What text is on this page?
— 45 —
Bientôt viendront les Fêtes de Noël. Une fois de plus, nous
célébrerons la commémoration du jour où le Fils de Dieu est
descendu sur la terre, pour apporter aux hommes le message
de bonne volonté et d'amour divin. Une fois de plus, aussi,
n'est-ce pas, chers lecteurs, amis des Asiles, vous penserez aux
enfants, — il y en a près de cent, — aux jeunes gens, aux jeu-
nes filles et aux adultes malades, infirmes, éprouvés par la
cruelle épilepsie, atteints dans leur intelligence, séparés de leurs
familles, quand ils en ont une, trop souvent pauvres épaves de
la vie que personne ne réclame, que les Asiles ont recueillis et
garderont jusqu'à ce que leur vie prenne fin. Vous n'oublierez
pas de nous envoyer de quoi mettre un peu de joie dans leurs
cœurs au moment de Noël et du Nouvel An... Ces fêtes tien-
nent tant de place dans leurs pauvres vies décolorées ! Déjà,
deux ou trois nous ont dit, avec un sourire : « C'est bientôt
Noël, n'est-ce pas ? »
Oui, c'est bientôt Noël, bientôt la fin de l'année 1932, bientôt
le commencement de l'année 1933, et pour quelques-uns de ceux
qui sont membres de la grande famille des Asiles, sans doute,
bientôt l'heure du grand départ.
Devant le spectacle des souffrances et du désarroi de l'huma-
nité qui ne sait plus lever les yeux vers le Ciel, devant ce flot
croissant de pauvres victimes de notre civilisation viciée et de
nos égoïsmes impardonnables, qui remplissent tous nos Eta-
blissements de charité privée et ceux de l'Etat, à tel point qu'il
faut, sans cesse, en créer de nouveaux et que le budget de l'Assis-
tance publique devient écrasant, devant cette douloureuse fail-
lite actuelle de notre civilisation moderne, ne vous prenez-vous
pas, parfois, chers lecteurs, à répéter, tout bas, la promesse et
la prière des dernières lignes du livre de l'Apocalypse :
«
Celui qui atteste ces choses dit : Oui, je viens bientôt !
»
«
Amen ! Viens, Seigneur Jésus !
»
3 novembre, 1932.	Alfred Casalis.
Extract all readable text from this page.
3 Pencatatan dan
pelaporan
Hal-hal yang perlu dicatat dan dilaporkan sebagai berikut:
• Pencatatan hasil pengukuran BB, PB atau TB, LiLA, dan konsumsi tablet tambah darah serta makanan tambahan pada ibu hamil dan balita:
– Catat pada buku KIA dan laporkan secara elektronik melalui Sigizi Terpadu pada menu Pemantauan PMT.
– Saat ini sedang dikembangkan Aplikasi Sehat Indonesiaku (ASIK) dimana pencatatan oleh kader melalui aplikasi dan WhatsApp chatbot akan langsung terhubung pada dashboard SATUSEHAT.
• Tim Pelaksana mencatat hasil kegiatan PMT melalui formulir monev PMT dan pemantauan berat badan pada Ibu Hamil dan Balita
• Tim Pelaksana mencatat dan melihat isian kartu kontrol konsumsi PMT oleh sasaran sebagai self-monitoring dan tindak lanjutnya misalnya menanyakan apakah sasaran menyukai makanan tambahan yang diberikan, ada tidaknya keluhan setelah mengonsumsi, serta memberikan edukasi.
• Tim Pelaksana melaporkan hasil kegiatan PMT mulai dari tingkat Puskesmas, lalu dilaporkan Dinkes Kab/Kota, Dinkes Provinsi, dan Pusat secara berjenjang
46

## What you are asked to do
Show all lines above holding "pauvres".

## Result
familles, quand ils en ont une, trop souvent pauvres épaves de
nent tant de place dans leurs pauvres vies décolorées ! Déjà,
croissant de pauvres victimes de notre civilisation viciée et de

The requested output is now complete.